▶ **RECORD SET**:
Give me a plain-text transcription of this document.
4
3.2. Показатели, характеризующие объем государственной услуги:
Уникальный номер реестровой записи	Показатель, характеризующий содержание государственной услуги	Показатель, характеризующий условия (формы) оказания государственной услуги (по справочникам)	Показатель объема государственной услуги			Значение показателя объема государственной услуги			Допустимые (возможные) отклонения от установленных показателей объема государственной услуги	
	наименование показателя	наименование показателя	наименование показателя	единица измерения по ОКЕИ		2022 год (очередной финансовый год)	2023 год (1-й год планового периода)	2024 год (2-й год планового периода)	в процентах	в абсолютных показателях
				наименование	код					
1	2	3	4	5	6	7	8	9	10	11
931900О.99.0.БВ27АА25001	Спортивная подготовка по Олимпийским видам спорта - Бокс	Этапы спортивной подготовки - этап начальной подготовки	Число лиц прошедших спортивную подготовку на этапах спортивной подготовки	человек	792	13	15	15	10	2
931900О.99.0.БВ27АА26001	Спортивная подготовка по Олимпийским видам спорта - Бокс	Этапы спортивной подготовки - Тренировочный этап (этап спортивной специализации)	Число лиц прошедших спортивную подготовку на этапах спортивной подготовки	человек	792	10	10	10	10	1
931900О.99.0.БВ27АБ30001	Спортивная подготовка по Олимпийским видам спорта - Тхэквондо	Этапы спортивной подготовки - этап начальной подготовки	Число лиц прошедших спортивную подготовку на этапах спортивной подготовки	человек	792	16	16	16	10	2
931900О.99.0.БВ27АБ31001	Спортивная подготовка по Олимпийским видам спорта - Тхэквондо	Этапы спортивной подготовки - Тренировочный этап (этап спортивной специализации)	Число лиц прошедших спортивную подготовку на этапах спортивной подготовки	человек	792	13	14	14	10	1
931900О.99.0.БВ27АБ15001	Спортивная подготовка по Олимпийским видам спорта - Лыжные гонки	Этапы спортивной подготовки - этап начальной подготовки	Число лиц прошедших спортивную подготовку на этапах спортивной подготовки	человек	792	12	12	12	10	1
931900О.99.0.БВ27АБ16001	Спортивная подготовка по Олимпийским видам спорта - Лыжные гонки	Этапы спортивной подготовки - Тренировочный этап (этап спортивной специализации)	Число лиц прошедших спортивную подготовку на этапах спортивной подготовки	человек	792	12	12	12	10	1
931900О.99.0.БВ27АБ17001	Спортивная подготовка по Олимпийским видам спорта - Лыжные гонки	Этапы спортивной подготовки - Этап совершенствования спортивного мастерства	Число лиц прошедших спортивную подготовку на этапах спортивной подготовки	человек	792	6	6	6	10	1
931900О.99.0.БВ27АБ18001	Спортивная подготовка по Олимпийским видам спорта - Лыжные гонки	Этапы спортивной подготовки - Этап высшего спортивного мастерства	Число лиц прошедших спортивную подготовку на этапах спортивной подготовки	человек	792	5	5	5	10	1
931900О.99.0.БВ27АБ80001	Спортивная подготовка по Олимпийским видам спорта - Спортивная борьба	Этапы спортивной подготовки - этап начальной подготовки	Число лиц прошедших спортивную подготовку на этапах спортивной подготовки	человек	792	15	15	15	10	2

▶ **WHAT THE TASK ASKS**: Repeat the material from above exactly, word for word.

▶ **TASK RESULT**:
Give me a plain-text transcription of this document.
4
3.2. Показатели, характеризующие объем государственной услуги:
Уникальный номер реестровой записи	Показатель, характеризующий содержание государственной услуги	Показатель, характеризующий условия (формы) оказания государственной услуги (по справочникам)	Показатель объема государственной услуги			Значение показателя объема государственной услуги			Допустимые (возможные) отклонения от установленных показателей объема государственной услуги	
	наименование показателя	наименование показателя	наименование показателя	единица измерения по ОКЕИ		2022 год (очередной финансовый год)	2023 год (1-й год планового периода)	2024 год (2-й год планового периода)	в процентах	в абсолютных показателях
				наименование	код					
1	2	3	4	5	6	7	8	9	10	11
931900О.99.0.БВ27АА25001	Спортивная подготовка по Олимпийским видам спорта - Бокс	Этапы спортивной подготовки - этап начальной подготовки	Число лиц прошедших спортивную подготовку на этапах спортивной подготовки	человек	792	13	15	15	10	2
931900О.99.0.БВ27АА26001	Спортивная подготовка по Олимпийским видам спорта - Бокс	Этапы спортивной подготовки - Тренировочный этап (этап спортивной специализации)	Число лиц прошедших спортивную подготовку на этапах спортивной подготовки	человек	792	10	10	10	10	1
931900О.99.0.БВ27АБ30001	Спортивная подготовка по Олимпийским видам спорта - Тхэквондо	Этапы спортивной подготовки - этап начальной подготовки	Число лиц прошедших спортивную подготовку на этапах спортивной подготовки	человек	792	16	16	16	10	2
931900О.99.0.БВ27АБ31001	Спортивная подготовка по Олимпийским видам спорта - Тхэквондо	Этапы спортивной подготовки - Тренировочный этап (этап спортивной специализации)	Число лиц прошедших спортивную подготовку на этапах спортивной подготовки	человек	792	13	14	14	10	1
931900О.99.0.БВ27АБ15001	Спортивная подготовка по Олимпийским видам спорта - Лыжные гонки	Этапы спортивной подготовки - этап начальной подготовки	Число лиц прошедших спортивную подготовку на этапах спортивной подготовки	человек	792	12	12	12	10	1
931900О.99.0.БВ27АБ16001	Спортивная подготовка по Олимпийским видам спорта - Лыжные гонки	Этапы спортивной подготовки - Тренировочный этап (этап спортивной специализации)	Число лиц прошедших спортивную подготовку на этапах спортивной подготовки	человек	792	12	12	12	10	1
931900О.99.0.БВ27АБ17001	Спортивная подготовка по Олимпийским видам спорта - Лыжные гонки	Этапы спортивной подготовки - Этап совершенствования спортивного мастерства	Число лиц прошедших спортивную подготовку на этапах спортивной подготовки	человек	792	6	6	6	10	1
931900О.99.0.БВ27АБ18001	Спортивная подготовка по Олимпийским видам спорта - Лыжные гонки	Этапы спортивной подготовки - Этап высшего спортивного мастерства	Число лиц прошедших спортивную подготовку на этапах спортивной подготовки	человек	792	5	5	5	10	1
931900О.99.0.БВ27АБ80001	Спортивная подготовка по Олимпийским видам спорта - Спортивная борьба	Этапы спортивной подготовки - этап начальной подготовки	Число лиц прошедших спортивную подготовку на этапах спортивной подготовки	человек	792	15	15	15	10	2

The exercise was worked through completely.